◆ ENTRIES SHOWN
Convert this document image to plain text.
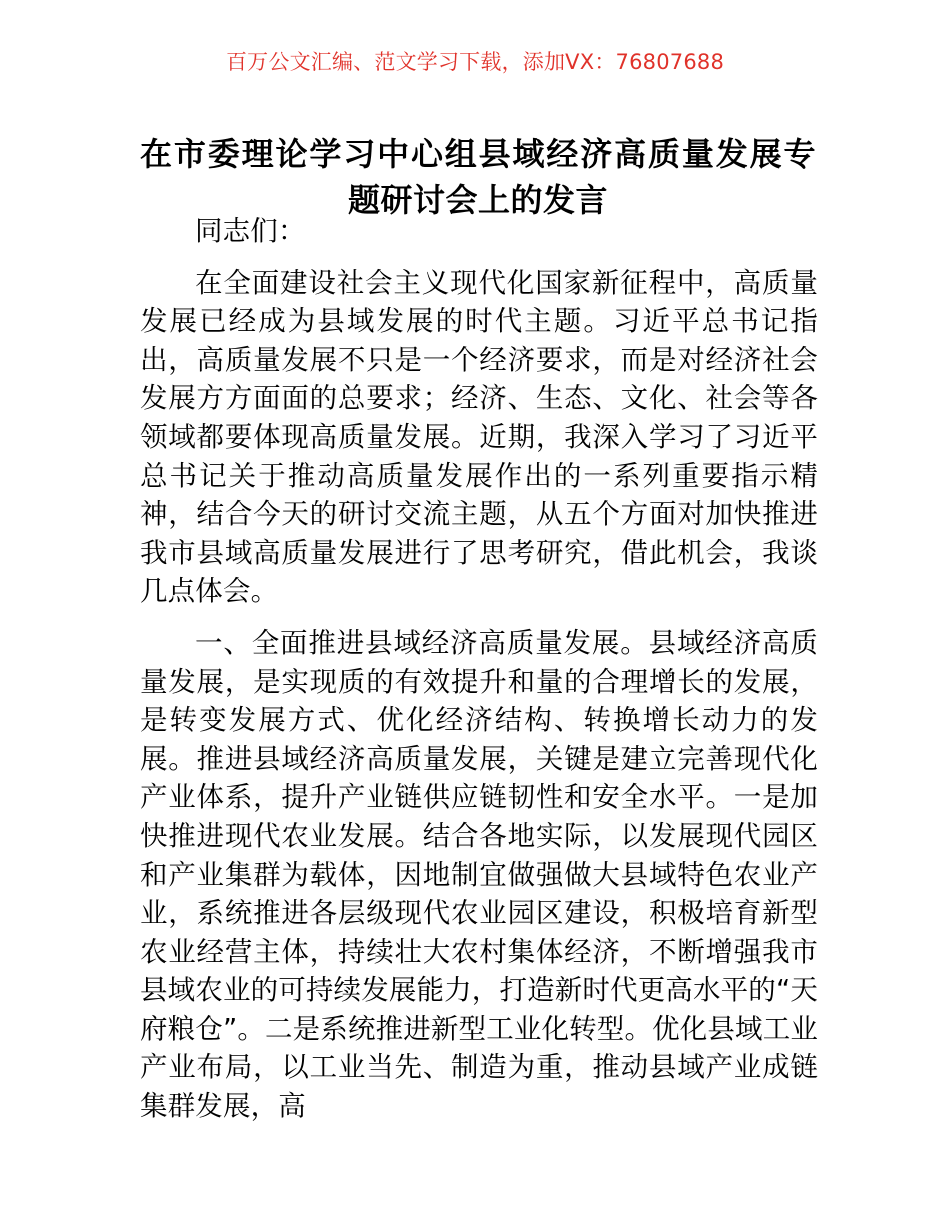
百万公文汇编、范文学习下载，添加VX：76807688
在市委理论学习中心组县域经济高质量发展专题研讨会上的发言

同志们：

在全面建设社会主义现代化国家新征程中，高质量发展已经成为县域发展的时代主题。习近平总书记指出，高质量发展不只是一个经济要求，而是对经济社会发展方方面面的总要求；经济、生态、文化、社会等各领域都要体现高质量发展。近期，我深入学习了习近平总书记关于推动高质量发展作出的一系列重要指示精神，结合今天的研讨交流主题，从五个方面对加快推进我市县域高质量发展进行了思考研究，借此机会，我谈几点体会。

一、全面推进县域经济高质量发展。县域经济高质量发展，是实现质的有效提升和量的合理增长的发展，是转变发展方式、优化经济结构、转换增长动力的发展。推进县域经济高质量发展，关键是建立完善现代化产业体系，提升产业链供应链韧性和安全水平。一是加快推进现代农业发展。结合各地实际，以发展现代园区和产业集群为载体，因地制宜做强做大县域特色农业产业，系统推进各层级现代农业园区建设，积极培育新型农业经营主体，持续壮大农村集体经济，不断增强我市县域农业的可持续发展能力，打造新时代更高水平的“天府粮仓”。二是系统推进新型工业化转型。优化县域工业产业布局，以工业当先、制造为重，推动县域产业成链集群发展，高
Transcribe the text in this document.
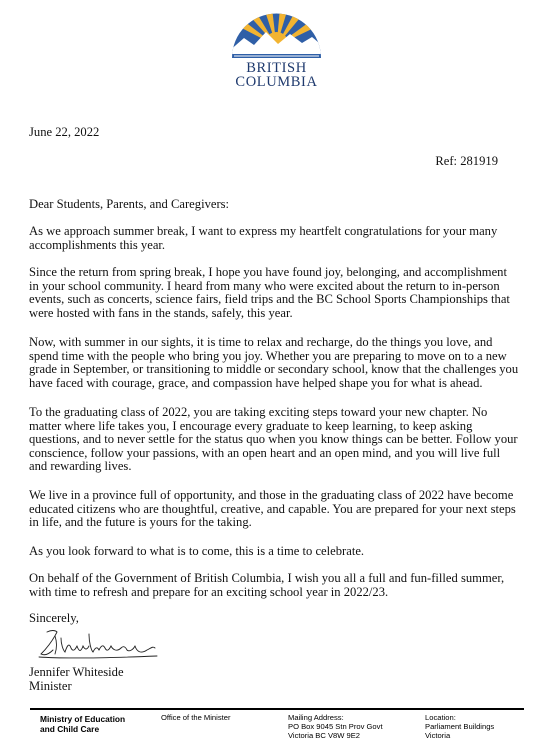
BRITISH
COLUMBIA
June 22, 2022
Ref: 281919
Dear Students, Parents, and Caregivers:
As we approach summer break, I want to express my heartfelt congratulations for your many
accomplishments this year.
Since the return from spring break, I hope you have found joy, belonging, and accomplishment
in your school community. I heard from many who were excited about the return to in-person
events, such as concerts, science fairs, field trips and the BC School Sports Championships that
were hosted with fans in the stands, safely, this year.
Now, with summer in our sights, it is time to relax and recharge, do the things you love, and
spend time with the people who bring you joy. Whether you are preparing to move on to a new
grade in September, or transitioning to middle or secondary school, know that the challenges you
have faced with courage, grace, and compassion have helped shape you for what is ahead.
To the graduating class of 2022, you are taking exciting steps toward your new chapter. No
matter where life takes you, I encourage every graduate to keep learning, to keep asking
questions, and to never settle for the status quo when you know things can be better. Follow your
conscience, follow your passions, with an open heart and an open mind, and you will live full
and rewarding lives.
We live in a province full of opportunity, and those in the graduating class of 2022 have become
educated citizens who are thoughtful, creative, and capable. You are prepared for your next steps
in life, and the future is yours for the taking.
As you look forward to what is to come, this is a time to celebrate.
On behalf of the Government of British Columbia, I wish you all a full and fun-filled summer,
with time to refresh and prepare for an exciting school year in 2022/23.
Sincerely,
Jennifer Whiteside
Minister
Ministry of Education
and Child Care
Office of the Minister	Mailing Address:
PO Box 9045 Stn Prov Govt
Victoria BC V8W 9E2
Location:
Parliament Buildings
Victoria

==

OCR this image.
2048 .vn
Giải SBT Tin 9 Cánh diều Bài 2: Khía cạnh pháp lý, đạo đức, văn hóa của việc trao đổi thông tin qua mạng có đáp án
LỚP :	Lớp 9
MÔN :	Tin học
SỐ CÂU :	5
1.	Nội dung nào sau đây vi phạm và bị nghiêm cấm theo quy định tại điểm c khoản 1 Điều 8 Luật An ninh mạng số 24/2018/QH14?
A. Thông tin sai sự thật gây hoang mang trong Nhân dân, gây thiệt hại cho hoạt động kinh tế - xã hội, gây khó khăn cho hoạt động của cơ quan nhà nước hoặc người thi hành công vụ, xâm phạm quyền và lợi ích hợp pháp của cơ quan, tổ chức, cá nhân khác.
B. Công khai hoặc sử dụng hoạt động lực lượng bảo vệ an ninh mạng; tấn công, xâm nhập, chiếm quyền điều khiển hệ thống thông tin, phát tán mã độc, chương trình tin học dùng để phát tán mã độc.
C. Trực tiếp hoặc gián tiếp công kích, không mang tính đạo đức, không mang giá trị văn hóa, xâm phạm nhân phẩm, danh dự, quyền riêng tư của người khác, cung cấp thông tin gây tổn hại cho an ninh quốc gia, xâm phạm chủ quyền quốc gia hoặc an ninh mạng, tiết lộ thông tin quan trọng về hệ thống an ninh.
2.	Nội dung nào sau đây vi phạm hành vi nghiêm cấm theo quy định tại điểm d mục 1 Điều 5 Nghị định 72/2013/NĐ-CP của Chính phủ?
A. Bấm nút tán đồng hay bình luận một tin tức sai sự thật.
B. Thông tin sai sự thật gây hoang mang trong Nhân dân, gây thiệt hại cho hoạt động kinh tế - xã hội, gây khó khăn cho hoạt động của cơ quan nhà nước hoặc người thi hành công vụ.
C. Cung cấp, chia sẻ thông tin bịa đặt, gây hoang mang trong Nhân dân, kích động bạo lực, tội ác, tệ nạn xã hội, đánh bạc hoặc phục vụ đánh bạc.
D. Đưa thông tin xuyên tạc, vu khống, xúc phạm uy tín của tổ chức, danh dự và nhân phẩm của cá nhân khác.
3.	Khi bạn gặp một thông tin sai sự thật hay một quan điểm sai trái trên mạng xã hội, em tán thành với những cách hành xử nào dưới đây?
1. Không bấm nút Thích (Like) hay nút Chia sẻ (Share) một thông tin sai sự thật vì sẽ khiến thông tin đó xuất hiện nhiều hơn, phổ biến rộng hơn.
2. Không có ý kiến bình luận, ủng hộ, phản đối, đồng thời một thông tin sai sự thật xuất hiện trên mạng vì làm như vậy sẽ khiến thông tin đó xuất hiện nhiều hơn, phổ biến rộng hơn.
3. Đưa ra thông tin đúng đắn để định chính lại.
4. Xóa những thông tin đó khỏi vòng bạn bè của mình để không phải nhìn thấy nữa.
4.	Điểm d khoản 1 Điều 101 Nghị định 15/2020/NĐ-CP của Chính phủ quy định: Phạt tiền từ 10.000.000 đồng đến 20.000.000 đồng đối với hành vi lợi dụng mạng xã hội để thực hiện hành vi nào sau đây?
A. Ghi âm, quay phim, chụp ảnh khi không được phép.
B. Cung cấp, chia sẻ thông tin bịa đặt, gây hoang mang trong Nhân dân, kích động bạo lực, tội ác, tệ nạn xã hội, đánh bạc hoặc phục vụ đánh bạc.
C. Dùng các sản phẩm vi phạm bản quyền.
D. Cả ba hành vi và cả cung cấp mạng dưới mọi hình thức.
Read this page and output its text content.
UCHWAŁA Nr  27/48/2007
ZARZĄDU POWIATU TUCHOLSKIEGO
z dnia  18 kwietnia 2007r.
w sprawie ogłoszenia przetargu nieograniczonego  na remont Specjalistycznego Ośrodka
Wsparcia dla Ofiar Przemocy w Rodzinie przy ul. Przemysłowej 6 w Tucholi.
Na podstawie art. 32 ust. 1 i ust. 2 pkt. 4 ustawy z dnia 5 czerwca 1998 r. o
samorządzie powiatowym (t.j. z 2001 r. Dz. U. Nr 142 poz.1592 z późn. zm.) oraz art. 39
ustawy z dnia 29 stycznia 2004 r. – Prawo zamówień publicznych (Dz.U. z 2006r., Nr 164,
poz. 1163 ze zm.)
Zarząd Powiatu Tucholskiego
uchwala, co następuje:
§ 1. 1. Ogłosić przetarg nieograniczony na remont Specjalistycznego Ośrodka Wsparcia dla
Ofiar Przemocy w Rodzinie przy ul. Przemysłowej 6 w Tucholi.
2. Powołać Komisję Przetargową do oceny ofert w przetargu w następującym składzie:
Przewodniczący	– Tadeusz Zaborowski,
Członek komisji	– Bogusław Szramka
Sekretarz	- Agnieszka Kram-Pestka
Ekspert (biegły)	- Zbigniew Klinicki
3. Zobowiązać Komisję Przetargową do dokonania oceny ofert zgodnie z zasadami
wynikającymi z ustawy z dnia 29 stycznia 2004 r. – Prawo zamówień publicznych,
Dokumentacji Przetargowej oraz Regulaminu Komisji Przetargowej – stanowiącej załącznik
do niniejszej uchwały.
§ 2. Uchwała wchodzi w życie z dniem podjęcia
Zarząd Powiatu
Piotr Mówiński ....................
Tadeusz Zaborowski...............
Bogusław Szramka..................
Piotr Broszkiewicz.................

◆ THE EXERCISE
From the entries above, extract each line containing "Tadeusz".

◆ REPLY TO THE TASK
Przewodniczący	– Tadeusz Zaborowski,
Tadeusz Zaborowski...............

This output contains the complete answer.